• Problem description:
Write every record out again exactly, and keep images out of it.

[Structured figure records]
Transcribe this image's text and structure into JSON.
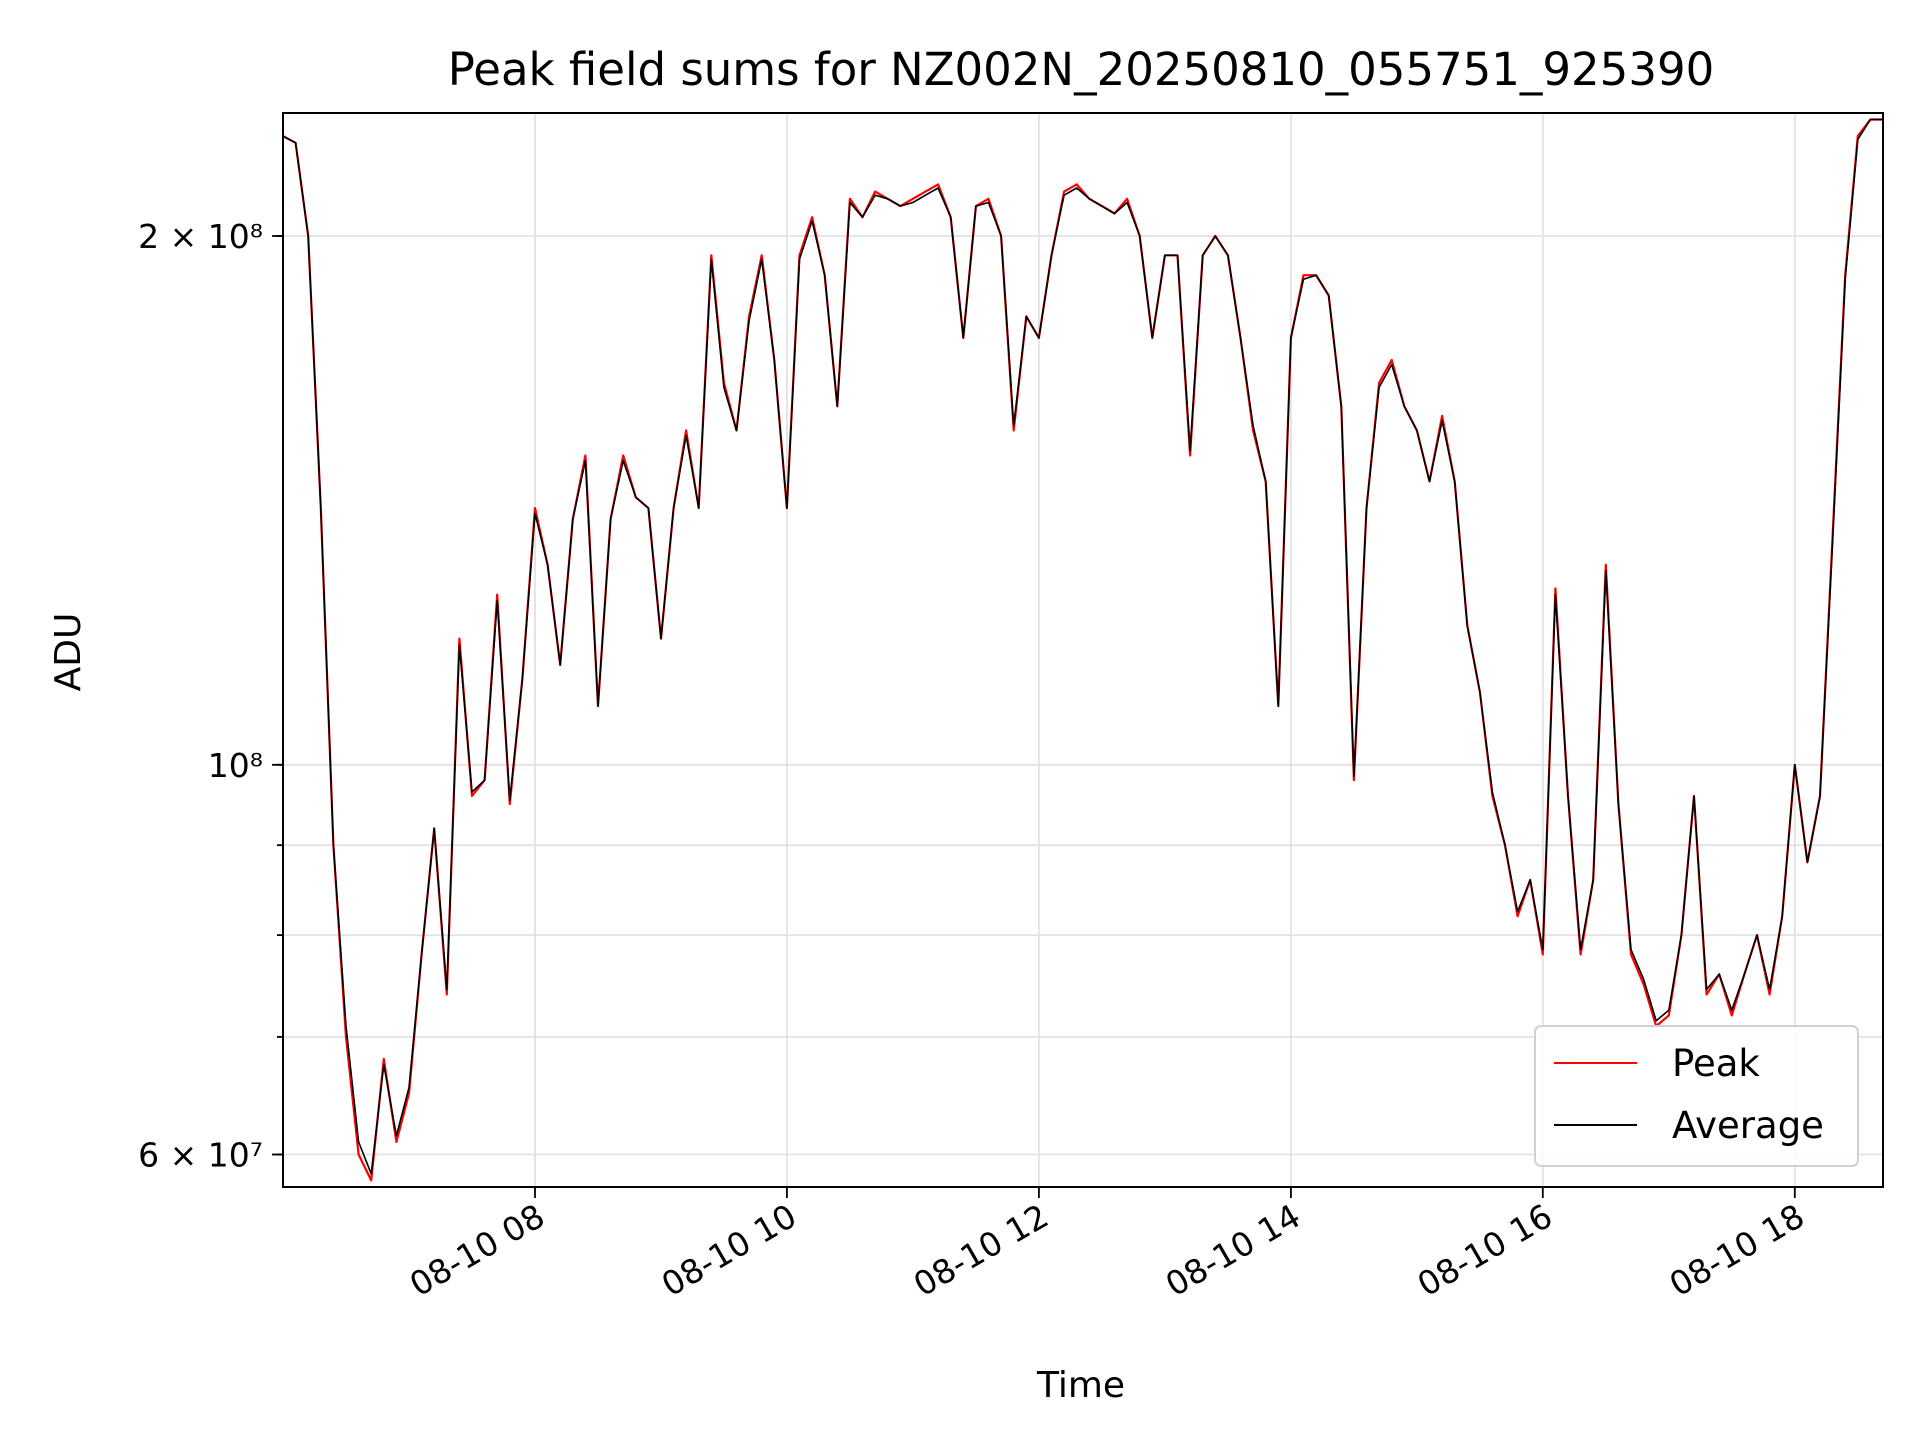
{
  "chart_data": {
    "type": "line",
    "title": "Peak field sums for NZ002N_20250810_055751_925390",
    "xlabel": "Time",
    "ylabel": "ADU",
    "x_tick_labels": [
      "08-10 08",
      "08-10 10",
      "08-10 12",
      "08-10 14",
      "08-10 16",
      "08-10 18"
    ],
    "x_tick_hours": [
      8,
      10,
      12,
      14,
      16,
      18
    ],
    "y_scale": "log",
    "y_tick_labels": [
      "6 × 10⁷",
      "10⁸",
      "2 × 10⁸"
    ],
    "y_tick_values": [
      60000000,
      100000000,
      200000000
    ],
    "ylim": [
      57500000,
      235000000
    ],
    "xlim_hours": [
      6.0,
      18.7
    ],
    "grid": true,
    "legend_position": "lower-right",
    "colors": {
      "peak": "#ff0000",
      "average": "#000000"
    },
    "series_names": [
      "Peak",
      "Average"
    ],
    "x_hours": [
      6.0,
      6.1,
      6.2,
      6.3,
      6.4,
      6.5,
      6.6,
      6.7,
      6.8,
      6.9,
      7.0,
      7.1,
      7.2,
      7.3,
      7.4,
      7.5,
      7.6,
      7.7,
      7.8,
      7.9,
      8.0,
      8.1,
      8.2,
      8.3,
      8.4,
      8.5,
      8.6,
      8.7,
      8.8,
      8.9,
      9.0,
      9.1,
      9.2,
      9.3,
      9.4,
      9.5,
      9.6,
      9.7,
      9.8,
      9.9,
      10.0,
      10.1,
      10.2,
      10.3,
      10.4,
      10.5,
      10.6,
      10.7,
      10.8,
      10.9,
      11.0,
      11.1,
      11.2,
      11.3,
      11.4,
      11.5,
      11.6,
      11.7,
      11.8,
      11.9,
      12.0,
      12.1,
      12.2,
      12.3,
      12.4,
      12.5,
      12.6,
      12.7,
      12.8,
      12.9,
      13.0,
      13.1,
      13.2,
      13.3,
      13.4,
      13.5,
      13.6,
      13.7,
      13.8,
      13.9,
      14.0,
      14.1,
      14.2,
      14.3,
      14.4,
      14.5,
      14.6,
      14.7,
      14.8,
      14.9,
      15.0,
      15.1,
      15.2,
      15.3,
      15.4,
      15.5,
      15.6,
      15.7,
      15.8,
      15.9,
      16.0,
      16.1,
      16.2,
      16.3,
      16.4,
      16.5,
      16.6,
      16.7,
      16.8,
      16.9,
      17.0,
      17.1,
      17.2,
      17.3,
      17.4,
      17.5,
      17.6,
      17.7,
      17.8,
      17.9,
      18.0,
      18.1,
      18.2,
      18.3,
      18.4,
      18.5,
      18.6,
      18.7
    ],
    "series": [
      {
        "name": "Peak",
        "values": [
          228000000,
          226000000,
          200000000,
          140000000,
          90000000,
          70000000,
          60000000,
          58000000,
          68000000,
          61000000,
          65000000,
          78000000,
          92000000,
          74000000,
          118000000,
          96000000,
          98000000,
          125000000,
          95000000,
          112000000,
          140000000,
          130000000,
          114000000,
          138000000,
          150000000,
          108000000,
          138000000,
          150000000,
          142000000,
          140000000,
          118000000,
          140000000,
          155000000,
          140000000,
          195000000,
          165000000,
          155000000,
          180000000,
          195000000,
          170000000,
          140000000,
          195000000,
          205000000,
          190000000,
          160000000,
          210000000,
          205000000,
          212000000,
          210000000,
          208000000,
          210000000,
          212000000,
          214000000,
          205000000,
          175000000,
          208000000,
          210000000,
          200000000,
          155000000,
          180000000,
          175000000,
          195000000,
          212000000,
          214000000,
          210000000,
          208000000,
          206000000,
          210000000,
          200000000,
          175000000,
          195000000,
          195000000,
          150000000,
          195000000,
          200000000,
          195000000,
          175000000,
          155000000,
          145000000,
          108000000,
          175000000,
          190000000,
          190000000,
          185000000,
          160000000,
          98000000,
          140000000,
          165000000,
          170000000,
          160000000,
          155000000,
          145000000,
          158000000,
          145000000,
          120000000,
          110000000,
          96000000,
          90000000,
          82000000,
          86000000,
          78000000,
          126000000,
          96000000,
          78000000,
          86000000,
          130000000,
          95000000,
          78000000,
          75000000,
          71000000,
          72000000,
          80000000,
          96000000,
          74000000,
          76000000,
          72000000,
          76000000,
          80000000,
          74000000,
          82000000,
          100000000,
          88000000,
          96000000,
          135000000,
          190000000,
          228000000,
          233000000,
          233000000
        ]
      },
      {
        "name": "Average",
        "values": [
          228000000,
          226000000,
          200000000,
          140000000,
          90000000,
          71000000,
          61000000,
          58500000,
          67500000,
          61500000,
          65500000,
          78000000,
          92000000,
          74500000,
          117000000,
          96500000,
          98000000,
          124000000,
          95500000,
          112000000,
          139000000,
          130000000,
          114000000,
          138000000,
          149000000,
          108000000,
          138000000,
          149000000,
          142000000,
          140000000,
          118000000,
          140000000,
          154000000,
          140000000,
          194000000,
          164000000,
          155000000,
          179000000,
          194000000,
          170000000,
          140000000,
          194000000,
          204000000,
          190000000,
          160000000,
          209000000,
          205000000,
          211000000,
          210000000,
          208000000,
          209000000,
          211000000,
          213000000,
          205000000,
          175000000,
          208000000,
          209000000,
          200000000,
          156000000,
          180000000,
          175000000,
          195000000,
          211000000,
          213000000,
          210000000,
          208000000,
          206000000,
          209000000,
          200000000,
          175000000,
          195000000,
          195000000,
          151000000,
          195000000,
          200000000,
          195000000,
          175000000,
          156000000,
          145000000,
          108000000,
          175000000,
          189000000,
          190000000,
          185000000,
          160000000,
          98500000,
          140000000,
          164000000,
          169000000,
          160000000,
          155000000,
          145000000,
          157000000,
          145000000,
          120000000,
          110000000,
          96500000,
          90000000,
          82500000,
          86000000,
          78500000,
          125000000,
          96000000,
          78500000,
          86000000,
          129000000,
          95000000,
          78500000,
          75500000,
          71500000,
          72500000,
          80000000,
          96000000,
          74500000,
          76000000,
          72500000,
          76000000,
          80000000,
          74500000,
          82000000,
          100000000,
          88000000,
          96000000,
          134000000,
          189000000,
          227000000,
          233000000,
          233000000
        ]
      }
    ]
  }
}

• Finished exercise:
Transcribe this image's text and structure into JSON.
{
  "chart_data": {
    "type": "line",
    "title": "Peak field sums for NZ002N_20250810_055751_925390",
    "xlabel": "Time",
    "ylabel": "ADU",
    "x_tick_labels": [
      "08-10 08",
      "08-10 10",
      "08-10 12",
      "08-10 14",
      "08-10 16",
      "08-10 18"
    ],
    "x_tick_hours": [
      8,
      10,
      12,
      14,
      16,
      18
    ],
    "y_scale": "log",
    "y_tick_labels": [
      "6 × 10⁷",
      "10⁸",
      "2 × 10⁸"
    ],
    "y_tick_values": [
      60000000,
      100000000,
      200000000
    ],
    "ylim": [
      57500000,
      235000000
    ],
    "xlim_hours": [
      6.0,
      18.7
    ],
    "grid": true,
    "legend_position": "lower-right",
    "colors": {
      "peak": "#ff0000",
      "average": "#000000"
    },
    "series_names": [
      "Peak",
      "Average"
    ],
    "x_hours": [
      6.0,
      6.1,
      6.2,
      6.3,
      6.4,
      6.5,
      6.6,
      6.7,
      6.8,
      6.9,
      7.0,
      7.1,
      7.2,
      7.3,
      7.4,
      7.5,
      7.6,
      7.7,
      7.8,
      7.9,
      8.0,
      8.1,
      8.2,
      8.3,
      8.4,
      8.5,
      8.6,
      8.7,
      8.8,
      8.9,
      9.0,
      9.1,
      9.2,
      9.3,
      9.4,
      9.5,
      9.6,
      9.7,
      9.8,
      9.9,
      10.0,
      10.1,
      10.2,
      10.3,
      10.4,
      10.5,
      10.6,
      10.7,
      10.8,
      10.9,
      11.0,
      11.1,
      11.2,
      11.3,
      11.4,
      11.5,
      11.6,
      11.7,
      11.8,
      11.9,
      12.0,
      12.1,
      12.2,
      12.3,
      12.4,
      12.5,
      12.6,
      12.7,
      12.8,
      12.9,
      13.0,
      13.1,
      13.2,
      13.3,
      13.4,
      13.5,
      13.6,
      13.7,
      13.8,
      13.9,
      14.0,
      14.1,
      14.2,
      14.3,
      14.4,
      14.5,
      14.6,
      14.7,
      14.8,
      14.9,
      15.0,
      15.1,
      15.2,
      15.3,
      15.4,
      15.5,
      15.6,
      15.7,
      15.8,
      15.9,
      16.0,
      16.1,
      16.2,
      16.3,
      16.4,
      16.5,
      16.6,
      16.7,
      16.8,
      16.9,
      17.0,
      17.1,
      17.2,
      17.3,
      17.4,
      17.5,
      17.6,
      17.7,
      17.8,
      17.9,
      18.0,
      18.1,
      18.2,
      18.3,
      18.4,
      18.5,
      18.6,
      18.7
    ],
    "series": [
      {
        "name": "Peak",
        "values": [
          228000000,
          226000000,
          200000000,
          140000000,
          90000000,
          70000000,
          60000000,
          58000000,
          68000000,
          61000000,
          65000000,
          78000000,
          92000000,
          74000000,
          118000000,
          96000000,
          98000000,
          125000000,
          95000000,
          112000000,
          140000000,
          130000000,
          114000000,
          138000000,
          150000000,
          108000000,
          138000000,
          150000000,
          142000000,
          140000000,
          118000000,
          140000000,
          155000000,
          140000000,
          195000000,
          165000000,
          155000000,
          180000000,
          195000000,
          170000000,
          140000000,
          195000000,
          205000000,
          190000000,
          160000000,
          210000000,
          205000000,
          212000000,
          210000000,
          208000000,
          210000000,
          212000000,
          214000000,
          205000000,
          175000000,
          208000000,
          210000000,
          200000000,
          155000000,
          180000000,
          175000000,
          195000000,
          212000000,
          214000000,
          210000000,
          208000000,
          206000000,
          210000000,
          200000000,
          175000000,
          195000000,
          195000000,
          150000000,
          195000000,
          200000000,
          195000000,
          175000000,
          155000000,
          145000000,
          108000000,
          175000000,
          190000000,
          190000000,
          185000000,
          160000000,
          98000000,
          140000000,
          165000000,
          170000000,
          160000000,
          155000000,
          145000000,
          158000000,
          145000000,
          120000000,
          110000000,
          96000000,
          90000000,
          82000000,
          86000000,
          78000000,
          126000000,
          96000000,
          78000000,
          86000000,
          130000000,
          95000000,
          78000000,
          75000000,
          71000000,
          72000000,
          80000000,
          96000000,
          74000000,
          76000000,
          72000000,
          76000000,
          80000000,
          74000000,
          82000000,
          100000000,
          88000000,
          96000000,
          135000000,
          190000000,
          228000000,
          233000000,
          233000000
        ]
      },
      {
        "name": "Average",
        "values": [
          228000000,
          226000000,
          200000000,
          140000000,
          90000000,
          71000000,
          61000000,
          58500000,
          67500000,
          61500000,
          65500000,
          78000000,
          92000000,
          74500000,
          117000000,
          96500000,
          98000000,
          124000000,
          95500000,
          112000000,
          139000000,
          130000000,
          114000000,
          138000000,
          149000000,
          108000000,
          138000000,
          149000000,
          142000000,
          140000000,
          118000000,
          140000000,
          154000000,
          140000000,
          194000000,
          164000000,
          155000000,
          179000000,
          194000000,
          170000000,
          140000000,
          194000000,
          204000000,
          190000000,
          160000000,
          209000000,
          205000000,
          211000000,
          210000000,
          208000000,
          209000000,
          211000000,
          213000000,
          205000000,
          175000000,
          208000000,
          209000000,
          200000000,
          156000000,
          180000000,
          175000000,
          195000000,
          211000000,
          213000000,
          210000000,
          208000000,
          206000000,
          209000000,
          200000000,
          175000000,
          195000000,
          195000000,
          151000000,
          195000000,
          200000000,
          195000000,
          175000000,
          156000000,
          145000000,
          108000000,
          175000000,
          189000000,
          190000000,
          185000000,
          160000000,
          98500000,
          140000000,
          164000000,
          169000000,
          160000000,
          155000000,
          145000000,
          157000000,
          145000000,
          120000000,
          110000000,
          96500000,
          90000000,
          82500000,
          86000000,
          78500000,
          125000000,
          96000000,
          78500000,
          86000000,
          129000000,
          95000000,
          78500000,
          75500000,
          71500000,
          72500000,
          80000000,
          96000000,
          74500000,
          76000000,
          72500000,
          76000000,
          80000000,
          74500000,
          82000000,
          100000000,
          88000000,
          96000000,
          134000000,
          189000000,
          227000000,
          233000000,
          233000000
        ]
      }
    ]
  }
}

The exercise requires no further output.